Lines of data
============

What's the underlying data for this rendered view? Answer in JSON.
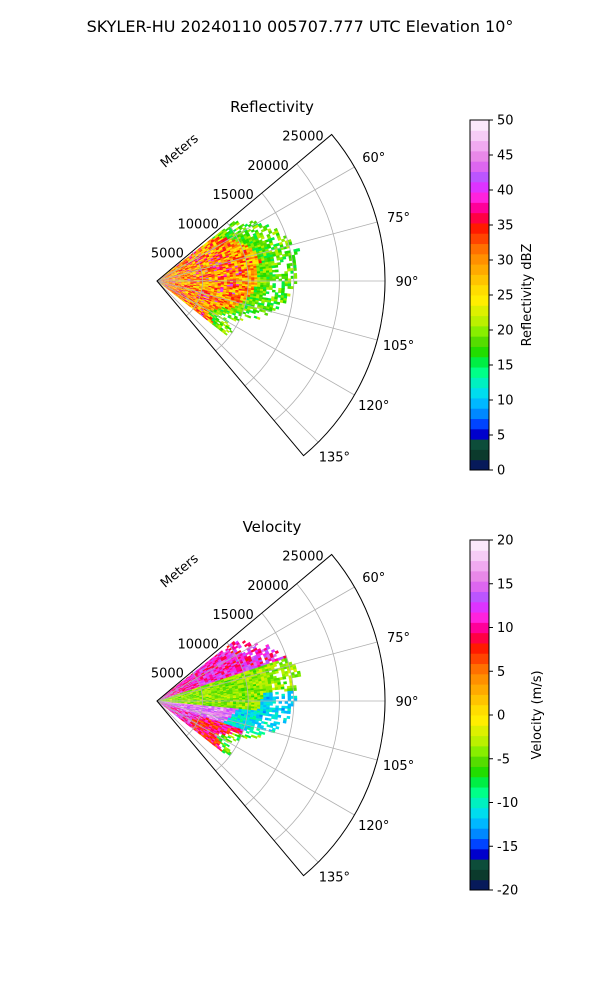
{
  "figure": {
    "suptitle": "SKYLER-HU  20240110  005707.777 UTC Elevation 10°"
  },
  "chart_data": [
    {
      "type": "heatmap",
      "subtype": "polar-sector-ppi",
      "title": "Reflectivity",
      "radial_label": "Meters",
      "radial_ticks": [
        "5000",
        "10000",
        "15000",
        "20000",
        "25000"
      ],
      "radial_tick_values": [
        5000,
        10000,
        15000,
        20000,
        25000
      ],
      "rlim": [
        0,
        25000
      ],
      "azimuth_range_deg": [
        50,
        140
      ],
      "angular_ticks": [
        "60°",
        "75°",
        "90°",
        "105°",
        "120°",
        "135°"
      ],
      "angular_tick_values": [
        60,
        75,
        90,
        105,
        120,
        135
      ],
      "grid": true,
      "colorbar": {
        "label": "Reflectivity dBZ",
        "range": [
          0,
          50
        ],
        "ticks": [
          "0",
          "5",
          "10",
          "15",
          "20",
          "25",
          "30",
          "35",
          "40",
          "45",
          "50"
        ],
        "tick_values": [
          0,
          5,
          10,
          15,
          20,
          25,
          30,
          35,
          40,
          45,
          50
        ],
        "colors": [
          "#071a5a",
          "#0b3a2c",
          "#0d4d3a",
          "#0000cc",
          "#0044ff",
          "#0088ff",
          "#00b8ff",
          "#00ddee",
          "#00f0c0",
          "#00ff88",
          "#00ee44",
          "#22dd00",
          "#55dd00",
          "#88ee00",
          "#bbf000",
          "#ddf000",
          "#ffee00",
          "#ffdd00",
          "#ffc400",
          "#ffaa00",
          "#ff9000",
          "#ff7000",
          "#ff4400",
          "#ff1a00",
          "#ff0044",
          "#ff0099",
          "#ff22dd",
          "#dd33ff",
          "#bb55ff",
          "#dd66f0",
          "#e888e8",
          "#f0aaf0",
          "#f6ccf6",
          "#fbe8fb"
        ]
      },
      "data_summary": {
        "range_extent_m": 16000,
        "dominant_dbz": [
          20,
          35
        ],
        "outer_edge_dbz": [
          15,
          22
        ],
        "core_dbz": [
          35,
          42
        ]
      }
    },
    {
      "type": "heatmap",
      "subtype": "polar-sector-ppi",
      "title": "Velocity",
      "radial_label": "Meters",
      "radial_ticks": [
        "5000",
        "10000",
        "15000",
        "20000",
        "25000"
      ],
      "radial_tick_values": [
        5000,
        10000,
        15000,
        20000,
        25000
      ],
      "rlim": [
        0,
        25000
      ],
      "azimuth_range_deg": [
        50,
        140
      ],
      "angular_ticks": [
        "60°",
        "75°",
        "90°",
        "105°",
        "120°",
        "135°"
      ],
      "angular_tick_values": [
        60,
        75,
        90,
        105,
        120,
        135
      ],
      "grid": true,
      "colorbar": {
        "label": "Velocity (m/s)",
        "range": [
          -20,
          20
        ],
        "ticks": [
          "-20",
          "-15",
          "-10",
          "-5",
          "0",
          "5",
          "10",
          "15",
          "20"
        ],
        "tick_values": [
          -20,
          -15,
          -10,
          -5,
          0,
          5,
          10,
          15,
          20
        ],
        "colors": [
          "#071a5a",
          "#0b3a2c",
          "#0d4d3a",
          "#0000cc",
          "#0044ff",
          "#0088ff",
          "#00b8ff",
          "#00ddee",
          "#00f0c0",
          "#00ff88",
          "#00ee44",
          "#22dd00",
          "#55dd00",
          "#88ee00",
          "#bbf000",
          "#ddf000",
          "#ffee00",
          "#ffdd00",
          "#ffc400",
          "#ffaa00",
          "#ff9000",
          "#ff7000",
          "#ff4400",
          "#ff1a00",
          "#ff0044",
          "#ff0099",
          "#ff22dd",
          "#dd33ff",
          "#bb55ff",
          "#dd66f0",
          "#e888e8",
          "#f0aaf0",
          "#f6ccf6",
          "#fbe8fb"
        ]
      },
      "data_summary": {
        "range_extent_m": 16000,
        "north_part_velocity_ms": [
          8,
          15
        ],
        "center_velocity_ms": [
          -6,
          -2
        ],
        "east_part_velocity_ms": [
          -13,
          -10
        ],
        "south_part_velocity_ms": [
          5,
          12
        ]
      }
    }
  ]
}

============

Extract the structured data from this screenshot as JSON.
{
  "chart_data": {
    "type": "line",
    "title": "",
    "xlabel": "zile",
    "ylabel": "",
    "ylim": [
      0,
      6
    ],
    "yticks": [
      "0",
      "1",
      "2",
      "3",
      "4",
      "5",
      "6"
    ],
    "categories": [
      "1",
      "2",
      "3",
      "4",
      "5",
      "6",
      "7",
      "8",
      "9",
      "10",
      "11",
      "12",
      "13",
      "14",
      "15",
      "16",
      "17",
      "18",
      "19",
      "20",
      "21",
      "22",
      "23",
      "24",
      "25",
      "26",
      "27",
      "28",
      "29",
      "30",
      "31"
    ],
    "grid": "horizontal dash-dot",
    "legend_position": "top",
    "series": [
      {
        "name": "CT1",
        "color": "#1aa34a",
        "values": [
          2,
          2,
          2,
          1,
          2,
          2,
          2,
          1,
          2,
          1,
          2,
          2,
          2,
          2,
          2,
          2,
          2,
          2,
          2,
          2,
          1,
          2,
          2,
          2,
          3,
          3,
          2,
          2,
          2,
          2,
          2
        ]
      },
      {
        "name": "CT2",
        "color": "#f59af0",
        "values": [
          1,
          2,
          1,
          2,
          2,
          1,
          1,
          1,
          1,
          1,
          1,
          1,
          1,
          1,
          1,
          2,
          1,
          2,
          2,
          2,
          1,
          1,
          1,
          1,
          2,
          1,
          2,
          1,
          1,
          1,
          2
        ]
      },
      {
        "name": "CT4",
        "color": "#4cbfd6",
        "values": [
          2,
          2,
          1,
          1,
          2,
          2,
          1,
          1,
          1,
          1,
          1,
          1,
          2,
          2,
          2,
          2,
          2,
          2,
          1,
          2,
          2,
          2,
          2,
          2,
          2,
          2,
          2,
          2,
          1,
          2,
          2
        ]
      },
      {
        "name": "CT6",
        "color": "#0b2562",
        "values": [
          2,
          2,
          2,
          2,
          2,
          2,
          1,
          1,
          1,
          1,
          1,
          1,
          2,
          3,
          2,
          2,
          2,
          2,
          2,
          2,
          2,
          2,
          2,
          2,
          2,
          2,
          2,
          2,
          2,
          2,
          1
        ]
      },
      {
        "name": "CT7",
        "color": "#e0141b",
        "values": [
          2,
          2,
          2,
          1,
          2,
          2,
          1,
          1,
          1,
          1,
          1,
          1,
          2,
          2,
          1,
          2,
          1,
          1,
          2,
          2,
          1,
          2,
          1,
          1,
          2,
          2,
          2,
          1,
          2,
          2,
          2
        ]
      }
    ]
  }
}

============

_Your task:_ Where a line holds the string "Reflectivity", copy that line.

_Reply:_
      "title": "Reflectivity",
        "label": "Reflectivity dBZ",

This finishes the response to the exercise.